Aim of the task: List, from the lines below, each one with "Road" in it.

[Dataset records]
┌──

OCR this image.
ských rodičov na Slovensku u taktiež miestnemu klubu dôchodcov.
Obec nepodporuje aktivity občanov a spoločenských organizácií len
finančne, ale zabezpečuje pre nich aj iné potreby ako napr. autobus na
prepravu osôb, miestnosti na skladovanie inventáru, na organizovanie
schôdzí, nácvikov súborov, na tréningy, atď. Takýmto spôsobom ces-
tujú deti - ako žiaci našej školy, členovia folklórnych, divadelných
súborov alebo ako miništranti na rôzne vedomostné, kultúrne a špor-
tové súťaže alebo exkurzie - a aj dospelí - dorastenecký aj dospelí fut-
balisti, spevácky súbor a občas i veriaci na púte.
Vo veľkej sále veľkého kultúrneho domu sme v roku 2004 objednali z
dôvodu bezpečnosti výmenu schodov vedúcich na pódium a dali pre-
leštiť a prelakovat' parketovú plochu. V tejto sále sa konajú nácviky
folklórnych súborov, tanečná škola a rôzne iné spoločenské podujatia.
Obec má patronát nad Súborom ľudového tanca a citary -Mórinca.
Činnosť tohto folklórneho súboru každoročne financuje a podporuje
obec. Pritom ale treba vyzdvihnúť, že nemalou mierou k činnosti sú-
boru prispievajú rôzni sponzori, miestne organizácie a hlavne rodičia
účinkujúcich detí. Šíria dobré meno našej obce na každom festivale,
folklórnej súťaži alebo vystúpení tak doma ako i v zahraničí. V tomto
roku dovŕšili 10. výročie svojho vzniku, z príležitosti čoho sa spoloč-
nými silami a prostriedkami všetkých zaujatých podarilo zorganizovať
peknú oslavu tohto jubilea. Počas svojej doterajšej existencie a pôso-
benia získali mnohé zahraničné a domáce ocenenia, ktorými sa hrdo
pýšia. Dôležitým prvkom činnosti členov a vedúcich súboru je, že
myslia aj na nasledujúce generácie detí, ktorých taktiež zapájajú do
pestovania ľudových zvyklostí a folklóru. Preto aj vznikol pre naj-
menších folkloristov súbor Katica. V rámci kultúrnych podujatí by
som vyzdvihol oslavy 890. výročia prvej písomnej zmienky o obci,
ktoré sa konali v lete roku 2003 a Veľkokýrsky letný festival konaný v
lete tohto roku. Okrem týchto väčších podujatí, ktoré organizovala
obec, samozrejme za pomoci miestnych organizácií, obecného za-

└──
┌──

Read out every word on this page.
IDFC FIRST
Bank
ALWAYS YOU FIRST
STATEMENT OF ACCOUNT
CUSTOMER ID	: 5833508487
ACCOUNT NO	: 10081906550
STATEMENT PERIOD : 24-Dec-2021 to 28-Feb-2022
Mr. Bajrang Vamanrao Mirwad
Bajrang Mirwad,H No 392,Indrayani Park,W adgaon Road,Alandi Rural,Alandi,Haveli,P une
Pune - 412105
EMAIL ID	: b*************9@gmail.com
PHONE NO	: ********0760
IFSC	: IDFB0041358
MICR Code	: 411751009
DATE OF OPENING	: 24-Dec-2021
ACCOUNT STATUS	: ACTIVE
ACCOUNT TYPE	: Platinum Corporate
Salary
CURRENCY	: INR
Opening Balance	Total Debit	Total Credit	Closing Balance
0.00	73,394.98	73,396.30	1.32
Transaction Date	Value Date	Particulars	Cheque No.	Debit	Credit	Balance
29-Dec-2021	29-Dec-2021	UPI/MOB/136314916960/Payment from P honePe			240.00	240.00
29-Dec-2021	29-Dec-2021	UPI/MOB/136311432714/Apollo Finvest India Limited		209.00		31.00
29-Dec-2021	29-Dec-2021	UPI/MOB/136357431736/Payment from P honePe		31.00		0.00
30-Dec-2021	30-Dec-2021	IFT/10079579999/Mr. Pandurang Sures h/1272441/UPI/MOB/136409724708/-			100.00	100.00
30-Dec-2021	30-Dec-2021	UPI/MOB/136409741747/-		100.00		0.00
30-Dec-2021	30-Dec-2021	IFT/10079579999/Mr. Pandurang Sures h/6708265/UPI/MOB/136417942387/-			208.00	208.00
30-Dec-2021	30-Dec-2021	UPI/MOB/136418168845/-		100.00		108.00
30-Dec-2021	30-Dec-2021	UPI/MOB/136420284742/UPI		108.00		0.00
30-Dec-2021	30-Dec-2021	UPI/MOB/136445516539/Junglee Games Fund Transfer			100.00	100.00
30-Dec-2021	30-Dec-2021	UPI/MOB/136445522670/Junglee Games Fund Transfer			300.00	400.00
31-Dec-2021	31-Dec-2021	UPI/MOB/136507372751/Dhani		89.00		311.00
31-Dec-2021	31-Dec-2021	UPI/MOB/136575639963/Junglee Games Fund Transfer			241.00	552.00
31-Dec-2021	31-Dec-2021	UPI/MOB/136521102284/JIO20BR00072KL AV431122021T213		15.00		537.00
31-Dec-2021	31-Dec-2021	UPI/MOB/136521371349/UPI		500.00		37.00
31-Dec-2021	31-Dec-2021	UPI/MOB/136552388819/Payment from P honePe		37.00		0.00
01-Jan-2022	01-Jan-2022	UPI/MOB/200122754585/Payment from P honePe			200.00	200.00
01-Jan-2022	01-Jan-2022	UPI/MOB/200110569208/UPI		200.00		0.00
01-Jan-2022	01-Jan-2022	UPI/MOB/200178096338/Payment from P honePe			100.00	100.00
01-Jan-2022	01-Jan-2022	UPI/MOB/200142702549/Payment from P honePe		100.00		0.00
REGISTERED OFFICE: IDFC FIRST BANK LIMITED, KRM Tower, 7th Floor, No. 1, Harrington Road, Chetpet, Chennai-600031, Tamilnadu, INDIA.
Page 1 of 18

└──
┌──

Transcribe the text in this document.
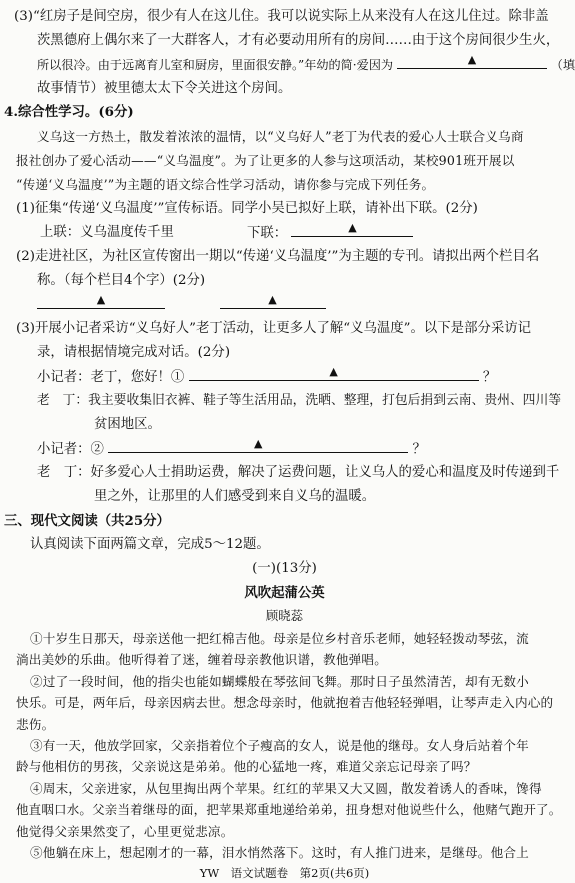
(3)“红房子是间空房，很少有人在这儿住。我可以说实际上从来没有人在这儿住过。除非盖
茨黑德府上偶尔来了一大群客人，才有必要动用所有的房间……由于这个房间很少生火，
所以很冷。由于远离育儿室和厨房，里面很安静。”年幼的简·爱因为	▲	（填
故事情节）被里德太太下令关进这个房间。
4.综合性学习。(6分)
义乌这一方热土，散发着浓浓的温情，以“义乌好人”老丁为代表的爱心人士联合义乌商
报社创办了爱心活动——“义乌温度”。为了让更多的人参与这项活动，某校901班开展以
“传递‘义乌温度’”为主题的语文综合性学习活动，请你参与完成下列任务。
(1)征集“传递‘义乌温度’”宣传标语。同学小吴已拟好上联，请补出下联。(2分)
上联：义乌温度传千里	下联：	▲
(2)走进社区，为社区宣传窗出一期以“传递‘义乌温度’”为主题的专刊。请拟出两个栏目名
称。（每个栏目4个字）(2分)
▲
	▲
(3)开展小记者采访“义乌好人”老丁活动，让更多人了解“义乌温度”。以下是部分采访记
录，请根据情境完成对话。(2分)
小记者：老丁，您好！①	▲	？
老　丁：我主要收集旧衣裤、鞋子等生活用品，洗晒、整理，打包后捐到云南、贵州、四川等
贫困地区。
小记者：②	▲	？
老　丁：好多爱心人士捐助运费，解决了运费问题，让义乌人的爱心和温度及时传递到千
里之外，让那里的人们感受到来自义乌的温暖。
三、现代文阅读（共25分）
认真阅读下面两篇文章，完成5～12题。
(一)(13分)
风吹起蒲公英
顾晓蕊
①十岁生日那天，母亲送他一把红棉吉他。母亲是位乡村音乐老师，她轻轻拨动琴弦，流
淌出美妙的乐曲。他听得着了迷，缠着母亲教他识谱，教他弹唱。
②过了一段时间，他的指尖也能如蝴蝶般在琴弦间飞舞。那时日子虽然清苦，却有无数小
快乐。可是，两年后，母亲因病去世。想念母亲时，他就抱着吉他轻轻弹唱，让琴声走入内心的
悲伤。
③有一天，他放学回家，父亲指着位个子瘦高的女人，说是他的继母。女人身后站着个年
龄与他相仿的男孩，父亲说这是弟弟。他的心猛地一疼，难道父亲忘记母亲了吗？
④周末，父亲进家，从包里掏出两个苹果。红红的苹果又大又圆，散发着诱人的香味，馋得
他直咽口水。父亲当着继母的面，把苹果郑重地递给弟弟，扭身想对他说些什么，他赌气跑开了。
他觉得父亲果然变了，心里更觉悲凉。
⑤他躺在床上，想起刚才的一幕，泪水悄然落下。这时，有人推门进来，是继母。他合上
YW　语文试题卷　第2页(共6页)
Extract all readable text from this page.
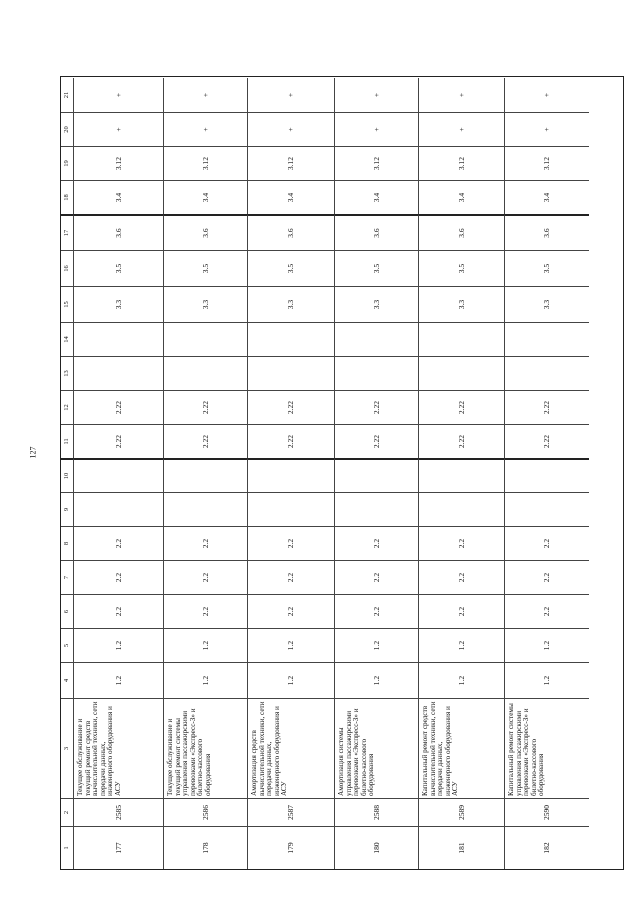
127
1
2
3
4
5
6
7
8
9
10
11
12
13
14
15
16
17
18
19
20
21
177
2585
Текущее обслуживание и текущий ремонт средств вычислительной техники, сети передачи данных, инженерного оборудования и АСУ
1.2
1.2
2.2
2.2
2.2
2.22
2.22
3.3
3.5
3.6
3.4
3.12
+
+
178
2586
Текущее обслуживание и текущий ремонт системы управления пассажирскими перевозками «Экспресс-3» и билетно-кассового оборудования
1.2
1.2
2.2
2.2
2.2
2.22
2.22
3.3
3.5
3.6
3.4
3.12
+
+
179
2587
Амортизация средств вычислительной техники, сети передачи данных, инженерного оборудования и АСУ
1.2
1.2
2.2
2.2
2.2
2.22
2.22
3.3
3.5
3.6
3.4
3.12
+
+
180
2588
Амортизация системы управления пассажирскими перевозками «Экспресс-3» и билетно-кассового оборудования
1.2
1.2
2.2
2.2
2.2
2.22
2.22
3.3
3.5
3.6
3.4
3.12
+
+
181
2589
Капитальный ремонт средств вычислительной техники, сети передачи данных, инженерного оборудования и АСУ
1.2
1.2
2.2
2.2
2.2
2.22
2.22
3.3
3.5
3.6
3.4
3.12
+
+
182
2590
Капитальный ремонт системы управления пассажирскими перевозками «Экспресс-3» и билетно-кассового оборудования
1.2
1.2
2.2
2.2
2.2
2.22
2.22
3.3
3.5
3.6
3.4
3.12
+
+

└──

Answer to the task:
Bajrang Mirwad,H No 392,Indrayani Park,W adgaon Road,Alandi Rural,Alandi,Haveli,P une
REGISTERED OFFICE: IDFC FIRST BANK LIMITED, KRM Tower, 7th Floor, No. 1, Harrington Road, Chetpet, Chennai-600031, Tamilnadu, INDIA.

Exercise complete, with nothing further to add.